Quote all entries in full, exactly.

(Recorded data)

****************************************

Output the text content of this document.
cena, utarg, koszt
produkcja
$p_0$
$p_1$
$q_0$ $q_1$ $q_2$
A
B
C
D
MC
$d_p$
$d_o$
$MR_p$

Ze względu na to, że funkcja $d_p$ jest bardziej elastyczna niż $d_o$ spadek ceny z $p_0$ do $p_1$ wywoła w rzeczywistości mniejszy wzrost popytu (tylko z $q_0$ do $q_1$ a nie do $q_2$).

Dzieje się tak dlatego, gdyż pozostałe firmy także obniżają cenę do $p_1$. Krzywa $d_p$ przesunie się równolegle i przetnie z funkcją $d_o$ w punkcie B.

****************************************

— Problem solution —
Output the text content of this document.
cena, utarg, koszt
produkcja
$p_0$
$p_1$
$q_0$ $q_1$ $q_2$
A
B
C
D
MC
$d_p$
$d_o$
$MR_p$

Ze względu na to, że funkcja $d_p$ jest bardziej elastyczna niż $d_o$ spadek ceny z $p_0$ do $p_1$ wywoła w rzeczywistości mniejszy wzrost popytu (tylko z $q_0$ do $q_1$ a nie do $q_2$).

Dzieje się tak dlatego, gdyż pozostałe firmy także obniżają cenę do $p_1$. Krzywa $d_p$ przesunie się równolegle i przetnie z funkcją $d_o$ w punkcie B.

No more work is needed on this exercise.